##### Provided material #####

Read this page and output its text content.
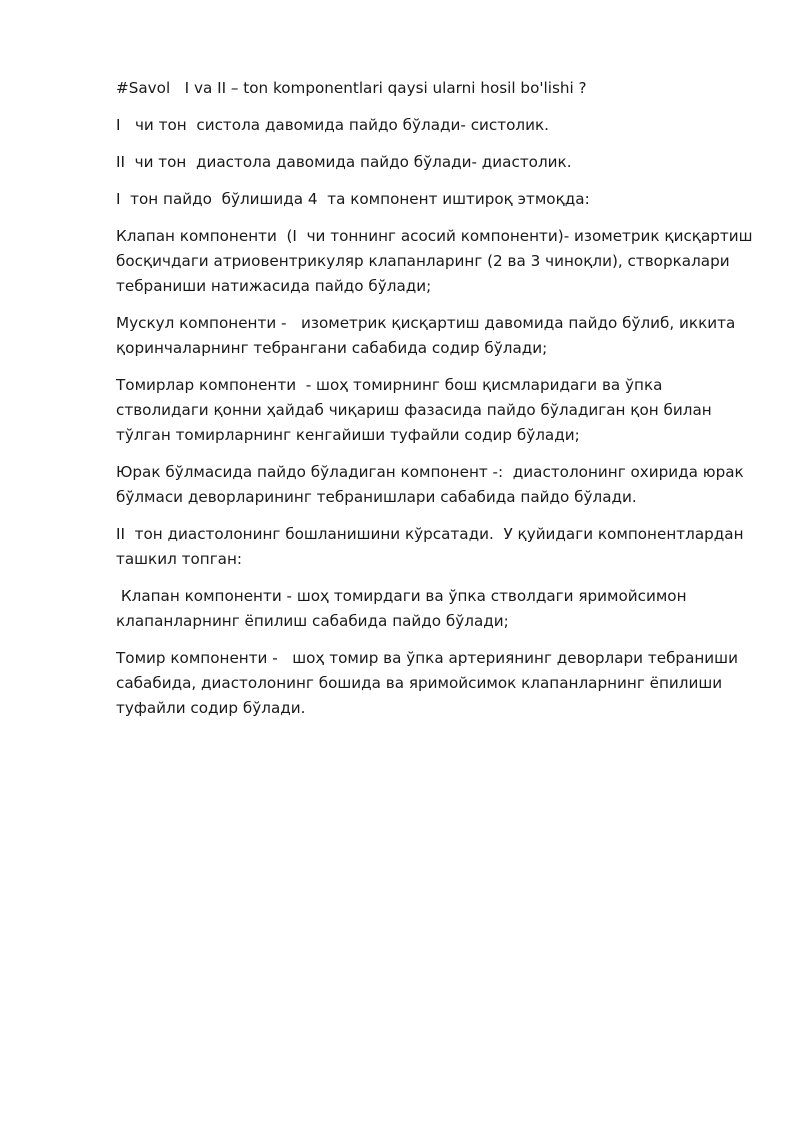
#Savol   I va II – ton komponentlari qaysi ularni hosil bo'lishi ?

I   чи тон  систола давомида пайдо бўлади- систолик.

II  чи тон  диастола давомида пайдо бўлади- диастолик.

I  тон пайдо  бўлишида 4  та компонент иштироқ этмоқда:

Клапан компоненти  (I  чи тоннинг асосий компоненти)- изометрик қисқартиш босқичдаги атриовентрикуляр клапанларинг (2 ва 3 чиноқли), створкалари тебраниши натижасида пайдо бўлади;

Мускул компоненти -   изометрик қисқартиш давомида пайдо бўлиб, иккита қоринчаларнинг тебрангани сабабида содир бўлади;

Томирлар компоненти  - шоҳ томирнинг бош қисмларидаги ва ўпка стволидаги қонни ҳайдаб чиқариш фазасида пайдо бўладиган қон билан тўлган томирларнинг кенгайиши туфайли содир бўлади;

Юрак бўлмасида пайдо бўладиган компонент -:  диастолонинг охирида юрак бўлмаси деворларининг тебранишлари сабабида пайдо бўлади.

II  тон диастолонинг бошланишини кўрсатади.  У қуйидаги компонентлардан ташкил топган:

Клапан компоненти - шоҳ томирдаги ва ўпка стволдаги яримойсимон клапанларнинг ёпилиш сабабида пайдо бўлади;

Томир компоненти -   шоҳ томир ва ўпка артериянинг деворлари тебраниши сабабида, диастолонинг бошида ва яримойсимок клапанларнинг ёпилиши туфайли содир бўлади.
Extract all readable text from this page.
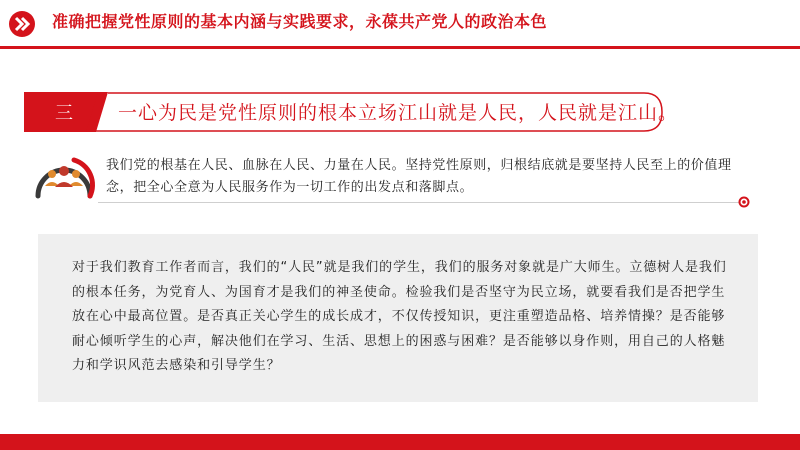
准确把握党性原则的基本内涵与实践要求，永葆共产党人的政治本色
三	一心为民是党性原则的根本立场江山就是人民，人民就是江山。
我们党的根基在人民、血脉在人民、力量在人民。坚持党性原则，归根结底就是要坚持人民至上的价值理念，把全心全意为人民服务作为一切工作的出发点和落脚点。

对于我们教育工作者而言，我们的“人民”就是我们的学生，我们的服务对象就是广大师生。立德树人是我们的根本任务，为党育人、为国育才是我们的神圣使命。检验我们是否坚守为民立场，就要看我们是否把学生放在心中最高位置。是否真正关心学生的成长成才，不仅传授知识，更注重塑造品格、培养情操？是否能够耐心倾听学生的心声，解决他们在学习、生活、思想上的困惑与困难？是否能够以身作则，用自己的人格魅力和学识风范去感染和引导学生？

#####

• _Written instruction_
Keep only those lines of the records that hold "text", and return them.

• _Answer below_
Read this page and output its text content.
Extract all readable text from this page.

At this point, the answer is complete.